(Extracted data entries)
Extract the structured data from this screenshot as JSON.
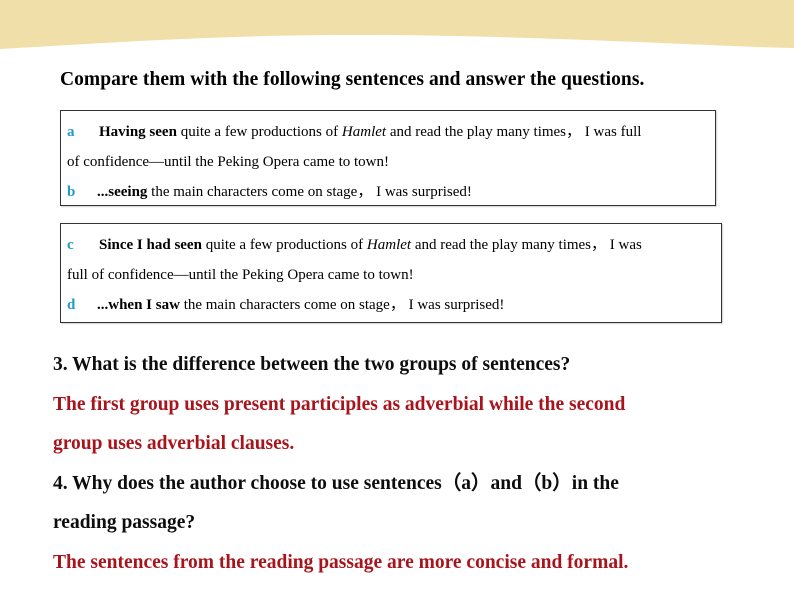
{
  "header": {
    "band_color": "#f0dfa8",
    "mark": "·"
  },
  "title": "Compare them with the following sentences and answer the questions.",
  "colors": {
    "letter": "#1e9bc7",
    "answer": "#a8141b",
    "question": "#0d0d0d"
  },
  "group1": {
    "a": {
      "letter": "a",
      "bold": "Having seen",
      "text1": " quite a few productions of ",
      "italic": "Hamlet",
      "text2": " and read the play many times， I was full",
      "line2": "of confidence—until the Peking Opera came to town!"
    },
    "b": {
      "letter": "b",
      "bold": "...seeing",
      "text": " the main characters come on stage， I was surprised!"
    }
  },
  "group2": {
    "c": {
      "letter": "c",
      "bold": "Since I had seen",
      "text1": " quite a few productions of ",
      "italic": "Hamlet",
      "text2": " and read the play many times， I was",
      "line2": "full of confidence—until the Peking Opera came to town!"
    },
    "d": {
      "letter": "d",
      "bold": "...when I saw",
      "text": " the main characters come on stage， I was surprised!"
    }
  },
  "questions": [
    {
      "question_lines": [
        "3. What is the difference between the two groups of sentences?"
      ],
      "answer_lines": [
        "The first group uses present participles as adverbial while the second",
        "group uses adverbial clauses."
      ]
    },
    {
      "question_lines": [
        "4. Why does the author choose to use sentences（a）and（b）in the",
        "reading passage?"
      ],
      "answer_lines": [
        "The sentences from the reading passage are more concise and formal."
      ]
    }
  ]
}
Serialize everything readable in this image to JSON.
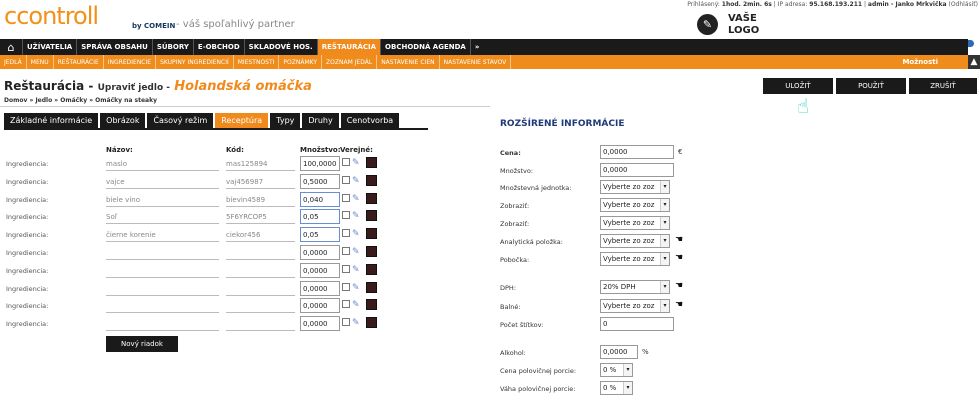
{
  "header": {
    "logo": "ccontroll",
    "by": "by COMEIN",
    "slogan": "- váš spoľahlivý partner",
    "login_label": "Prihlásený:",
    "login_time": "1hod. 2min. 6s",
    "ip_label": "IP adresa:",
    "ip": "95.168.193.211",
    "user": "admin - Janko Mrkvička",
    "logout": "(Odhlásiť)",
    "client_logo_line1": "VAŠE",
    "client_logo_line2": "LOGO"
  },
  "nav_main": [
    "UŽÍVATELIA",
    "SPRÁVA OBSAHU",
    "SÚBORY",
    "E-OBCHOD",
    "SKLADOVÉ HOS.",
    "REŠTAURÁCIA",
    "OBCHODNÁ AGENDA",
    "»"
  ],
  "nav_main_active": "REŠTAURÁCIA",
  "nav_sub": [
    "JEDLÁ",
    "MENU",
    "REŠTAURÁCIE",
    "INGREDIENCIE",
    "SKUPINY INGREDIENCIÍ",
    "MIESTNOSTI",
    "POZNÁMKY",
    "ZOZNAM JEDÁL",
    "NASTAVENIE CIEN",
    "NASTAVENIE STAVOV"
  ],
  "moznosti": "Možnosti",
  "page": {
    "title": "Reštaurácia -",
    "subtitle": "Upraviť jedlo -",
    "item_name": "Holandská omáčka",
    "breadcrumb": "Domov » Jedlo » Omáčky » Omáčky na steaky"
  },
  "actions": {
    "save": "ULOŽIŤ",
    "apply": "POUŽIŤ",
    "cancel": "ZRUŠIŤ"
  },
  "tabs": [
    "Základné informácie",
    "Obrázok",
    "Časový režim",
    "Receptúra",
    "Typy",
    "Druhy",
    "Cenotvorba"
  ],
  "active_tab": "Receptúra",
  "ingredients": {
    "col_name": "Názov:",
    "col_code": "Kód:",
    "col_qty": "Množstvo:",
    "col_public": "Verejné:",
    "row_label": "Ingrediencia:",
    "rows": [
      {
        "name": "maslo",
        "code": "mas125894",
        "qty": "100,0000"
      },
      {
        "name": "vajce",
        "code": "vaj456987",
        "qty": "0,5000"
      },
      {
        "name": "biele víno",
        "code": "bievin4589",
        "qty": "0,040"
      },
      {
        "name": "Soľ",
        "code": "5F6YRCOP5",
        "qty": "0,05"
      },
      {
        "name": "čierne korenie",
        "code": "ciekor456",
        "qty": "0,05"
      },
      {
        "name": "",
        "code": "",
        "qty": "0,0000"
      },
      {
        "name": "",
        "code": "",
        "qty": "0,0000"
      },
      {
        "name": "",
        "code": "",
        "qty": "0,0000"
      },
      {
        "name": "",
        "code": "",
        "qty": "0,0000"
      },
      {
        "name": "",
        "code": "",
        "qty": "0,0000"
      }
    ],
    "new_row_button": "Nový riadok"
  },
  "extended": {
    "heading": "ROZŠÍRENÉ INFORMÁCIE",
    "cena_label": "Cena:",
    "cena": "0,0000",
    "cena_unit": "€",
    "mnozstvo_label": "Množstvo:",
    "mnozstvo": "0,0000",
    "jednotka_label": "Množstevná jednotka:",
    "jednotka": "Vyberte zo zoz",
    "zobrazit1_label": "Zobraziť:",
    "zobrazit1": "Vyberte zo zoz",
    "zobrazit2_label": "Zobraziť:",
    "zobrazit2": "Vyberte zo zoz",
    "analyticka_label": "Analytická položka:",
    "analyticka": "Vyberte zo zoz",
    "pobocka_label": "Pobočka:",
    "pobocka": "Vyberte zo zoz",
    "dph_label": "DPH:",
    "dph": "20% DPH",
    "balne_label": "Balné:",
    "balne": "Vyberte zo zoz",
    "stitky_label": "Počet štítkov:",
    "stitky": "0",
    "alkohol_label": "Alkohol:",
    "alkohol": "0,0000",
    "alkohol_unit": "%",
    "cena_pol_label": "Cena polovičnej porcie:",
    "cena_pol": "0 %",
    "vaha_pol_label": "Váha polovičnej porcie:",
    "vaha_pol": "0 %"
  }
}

=== SET PROBLEM ===
Out of the records, collect only those lines that contain the string "Vyberte".

=== WRITTEN RESPONSE ===
    "jednotka": "Vyberte zo zoz",
    "zobrazit1": "Vyberte zo zoz",
    "zobrazit2": "Vyberte zo zoz",
    "analyticka": "Vyberte zo zoz",
    "pobocka": "Vyberte zo zoz",
    "balne": "Vyberte zo zoz",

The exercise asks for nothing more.